REQUIREMENT =>
Find the lines holding the word "iron" and collect them.

DATA LISTING =>

>> BEGIN

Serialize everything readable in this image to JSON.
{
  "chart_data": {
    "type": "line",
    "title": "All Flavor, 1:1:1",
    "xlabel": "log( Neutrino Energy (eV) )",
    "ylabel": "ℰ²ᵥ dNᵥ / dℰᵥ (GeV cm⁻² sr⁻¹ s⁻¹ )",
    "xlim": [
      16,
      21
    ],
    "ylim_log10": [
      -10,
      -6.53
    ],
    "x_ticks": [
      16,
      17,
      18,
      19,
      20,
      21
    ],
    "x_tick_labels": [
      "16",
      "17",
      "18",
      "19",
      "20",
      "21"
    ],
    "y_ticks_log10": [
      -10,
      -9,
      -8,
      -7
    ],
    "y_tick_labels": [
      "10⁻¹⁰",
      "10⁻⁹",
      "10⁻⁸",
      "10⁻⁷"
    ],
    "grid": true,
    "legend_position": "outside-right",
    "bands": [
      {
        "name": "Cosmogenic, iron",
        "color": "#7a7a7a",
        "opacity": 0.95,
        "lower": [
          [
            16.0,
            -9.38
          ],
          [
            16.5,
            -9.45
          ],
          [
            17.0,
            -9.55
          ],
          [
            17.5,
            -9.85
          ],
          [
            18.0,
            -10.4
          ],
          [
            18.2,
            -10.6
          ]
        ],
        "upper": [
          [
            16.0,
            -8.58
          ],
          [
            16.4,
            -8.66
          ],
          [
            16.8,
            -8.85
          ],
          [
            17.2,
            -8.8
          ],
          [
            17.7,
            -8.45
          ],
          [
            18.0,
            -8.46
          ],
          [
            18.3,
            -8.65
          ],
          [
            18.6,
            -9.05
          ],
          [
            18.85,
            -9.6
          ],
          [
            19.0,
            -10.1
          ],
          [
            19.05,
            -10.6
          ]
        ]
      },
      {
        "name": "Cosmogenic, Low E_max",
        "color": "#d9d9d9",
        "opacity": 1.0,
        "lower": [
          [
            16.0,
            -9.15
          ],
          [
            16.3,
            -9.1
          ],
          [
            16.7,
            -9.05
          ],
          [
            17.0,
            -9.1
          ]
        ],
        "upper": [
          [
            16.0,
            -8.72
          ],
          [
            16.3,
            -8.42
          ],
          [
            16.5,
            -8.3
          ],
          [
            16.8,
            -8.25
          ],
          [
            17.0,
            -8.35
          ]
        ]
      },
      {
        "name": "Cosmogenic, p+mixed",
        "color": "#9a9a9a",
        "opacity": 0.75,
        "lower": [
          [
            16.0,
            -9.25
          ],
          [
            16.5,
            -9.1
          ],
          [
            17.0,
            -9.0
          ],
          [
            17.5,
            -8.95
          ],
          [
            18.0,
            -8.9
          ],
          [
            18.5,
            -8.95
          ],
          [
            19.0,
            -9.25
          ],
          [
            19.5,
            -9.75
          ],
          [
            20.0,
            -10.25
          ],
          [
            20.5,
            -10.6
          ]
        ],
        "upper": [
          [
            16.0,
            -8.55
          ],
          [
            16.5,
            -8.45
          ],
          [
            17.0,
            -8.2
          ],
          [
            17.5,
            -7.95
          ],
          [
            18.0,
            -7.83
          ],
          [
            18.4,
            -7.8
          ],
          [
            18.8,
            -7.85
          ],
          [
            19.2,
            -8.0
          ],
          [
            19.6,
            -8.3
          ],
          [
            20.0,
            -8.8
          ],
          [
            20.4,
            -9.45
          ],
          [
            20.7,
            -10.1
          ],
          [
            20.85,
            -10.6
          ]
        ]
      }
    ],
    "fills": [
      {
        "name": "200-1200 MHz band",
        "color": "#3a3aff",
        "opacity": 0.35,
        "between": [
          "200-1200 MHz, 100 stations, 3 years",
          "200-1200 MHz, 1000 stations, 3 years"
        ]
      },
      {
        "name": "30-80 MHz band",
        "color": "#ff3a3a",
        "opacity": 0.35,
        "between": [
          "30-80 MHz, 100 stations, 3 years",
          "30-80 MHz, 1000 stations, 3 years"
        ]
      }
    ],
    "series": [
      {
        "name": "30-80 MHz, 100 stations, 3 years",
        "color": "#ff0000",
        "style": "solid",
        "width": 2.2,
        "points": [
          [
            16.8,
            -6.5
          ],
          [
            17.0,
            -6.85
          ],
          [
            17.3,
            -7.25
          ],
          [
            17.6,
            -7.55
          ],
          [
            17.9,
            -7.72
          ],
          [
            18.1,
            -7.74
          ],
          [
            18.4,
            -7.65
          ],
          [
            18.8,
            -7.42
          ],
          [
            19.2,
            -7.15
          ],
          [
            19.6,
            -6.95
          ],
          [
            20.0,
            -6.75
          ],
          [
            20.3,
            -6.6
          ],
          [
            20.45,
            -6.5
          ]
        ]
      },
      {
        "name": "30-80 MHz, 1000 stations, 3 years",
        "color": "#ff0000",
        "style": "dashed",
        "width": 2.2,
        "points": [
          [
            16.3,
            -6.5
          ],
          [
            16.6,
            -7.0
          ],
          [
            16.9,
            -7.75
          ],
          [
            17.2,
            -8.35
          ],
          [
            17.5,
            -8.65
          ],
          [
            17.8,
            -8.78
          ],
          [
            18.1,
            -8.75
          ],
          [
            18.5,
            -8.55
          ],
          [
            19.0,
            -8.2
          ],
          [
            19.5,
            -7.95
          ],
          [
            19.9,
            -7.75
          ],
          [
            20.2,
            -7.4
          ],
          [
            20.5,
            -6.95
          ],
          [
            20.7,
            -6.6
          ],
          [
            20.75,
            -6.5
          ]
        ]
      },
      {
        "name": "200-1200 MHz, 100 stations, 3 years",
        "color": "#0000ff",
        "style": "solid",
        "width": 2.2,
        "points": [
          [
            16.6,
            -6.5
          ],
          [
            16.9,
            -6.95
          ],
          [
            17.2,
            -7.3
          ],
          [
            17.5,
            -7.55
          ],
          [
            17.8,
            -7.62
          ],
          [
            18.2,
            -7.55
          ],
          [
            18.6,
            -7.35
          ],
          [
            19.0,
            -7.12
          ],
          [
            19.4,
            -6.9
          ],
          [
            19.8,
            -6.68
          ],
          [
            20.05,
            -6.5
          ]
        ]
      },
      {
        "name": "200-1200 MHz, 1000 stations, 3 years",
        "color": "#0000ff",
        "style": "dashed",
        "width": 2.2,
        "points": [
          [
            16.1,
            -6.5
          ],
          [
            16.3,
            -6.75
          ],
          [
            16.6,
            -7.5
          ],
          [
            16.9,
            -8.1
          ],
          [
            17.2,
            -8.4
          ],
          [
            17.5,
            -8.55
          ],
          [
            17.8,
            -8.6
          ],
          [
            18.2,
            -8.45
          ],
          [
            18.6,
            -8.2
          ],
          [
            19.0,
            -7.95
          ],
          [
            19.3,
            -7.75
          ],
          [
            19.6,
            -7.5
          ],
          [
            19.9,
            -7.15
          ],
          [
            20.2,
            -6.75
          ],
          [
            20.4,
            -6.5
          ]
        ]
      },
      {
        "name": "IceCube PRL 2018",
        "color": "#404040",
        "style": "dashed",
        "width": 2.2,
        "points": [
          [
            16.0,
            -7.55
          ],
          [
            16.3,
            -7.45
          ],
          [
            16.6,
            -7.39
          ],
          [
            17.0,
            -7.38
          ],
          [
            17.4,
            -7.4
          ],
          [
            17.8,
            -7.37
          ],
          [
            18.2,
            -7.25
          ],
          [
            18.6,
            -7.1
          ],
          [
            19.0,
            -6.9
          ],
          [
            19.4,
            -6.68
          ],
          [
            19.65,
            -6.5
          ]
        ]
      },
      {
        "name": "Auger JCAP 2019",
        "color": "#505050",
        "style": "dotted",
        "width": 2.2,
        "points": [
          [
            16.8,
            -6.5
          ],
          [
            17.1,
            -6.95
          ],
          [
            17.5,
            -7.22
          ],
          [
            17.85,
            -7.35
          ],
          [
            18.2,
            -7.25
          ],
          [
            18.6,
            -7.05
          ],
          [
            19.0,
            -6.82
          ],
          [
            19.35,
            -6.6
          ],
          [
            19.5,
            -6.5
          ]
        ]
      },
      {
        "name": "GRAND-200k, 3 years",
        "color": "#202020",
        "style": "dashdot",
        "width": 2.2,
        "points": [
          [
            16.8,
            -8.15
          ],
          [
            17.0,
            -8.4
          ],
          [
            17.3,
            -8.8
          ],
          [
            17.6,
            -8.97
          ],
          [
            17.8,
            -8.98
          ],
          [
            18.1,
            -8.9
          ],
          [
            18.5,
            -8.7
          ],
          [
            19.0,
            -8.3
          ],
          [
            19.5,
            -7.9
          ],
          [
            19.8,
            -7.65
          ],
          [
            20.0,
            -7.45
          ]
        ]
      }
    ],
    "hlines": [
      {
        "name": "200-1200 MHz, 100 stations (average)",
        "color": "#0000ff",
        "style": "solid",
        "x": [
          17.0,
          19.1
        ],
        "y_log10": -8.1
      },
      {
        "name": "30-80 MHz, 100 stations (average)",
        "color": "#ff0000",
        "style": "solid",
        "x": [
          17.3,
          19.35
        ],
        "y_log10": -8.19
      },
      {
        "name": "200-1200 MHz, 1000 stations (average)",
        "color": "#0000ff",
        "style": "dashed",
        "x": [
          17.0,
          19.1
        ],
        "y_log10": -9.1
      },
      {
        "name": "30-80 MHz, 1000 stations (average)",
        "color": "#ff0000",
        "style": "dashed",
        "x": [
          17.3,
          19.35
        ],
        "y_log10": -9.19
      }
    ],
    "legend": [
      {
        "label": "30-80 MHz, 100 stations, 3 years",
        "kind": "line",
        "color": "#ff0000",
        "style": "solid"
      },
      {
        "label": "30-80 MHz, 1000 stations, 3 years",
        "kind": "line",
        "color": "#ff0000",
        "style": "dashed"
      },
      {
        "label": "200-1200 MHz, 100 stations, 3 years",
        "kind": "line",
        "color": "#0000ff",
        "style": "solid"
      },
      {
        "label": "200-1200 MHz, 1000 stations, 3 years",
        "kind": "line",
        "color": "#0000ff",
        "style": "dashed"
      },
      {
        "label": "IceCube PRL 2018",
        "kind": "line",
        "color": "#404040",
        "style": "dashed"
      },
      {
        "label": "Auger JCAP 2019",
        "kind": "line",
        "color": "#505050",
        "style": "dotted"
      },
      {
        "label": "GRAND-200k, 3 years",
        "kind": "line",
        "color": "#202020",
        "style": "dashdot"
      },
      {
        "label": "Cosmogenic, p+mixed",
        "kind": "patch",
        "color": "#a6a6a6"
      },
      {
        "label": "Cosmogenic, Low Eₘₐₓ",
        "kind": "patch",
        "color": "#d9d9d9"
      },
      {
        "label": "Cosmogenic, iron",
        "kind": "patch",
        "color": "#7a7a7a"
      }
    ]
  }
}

>> END

EXERCISE RESULT =>
        "name": "Cosmogenic, iron",
        "label": "Cosmogenic, iron",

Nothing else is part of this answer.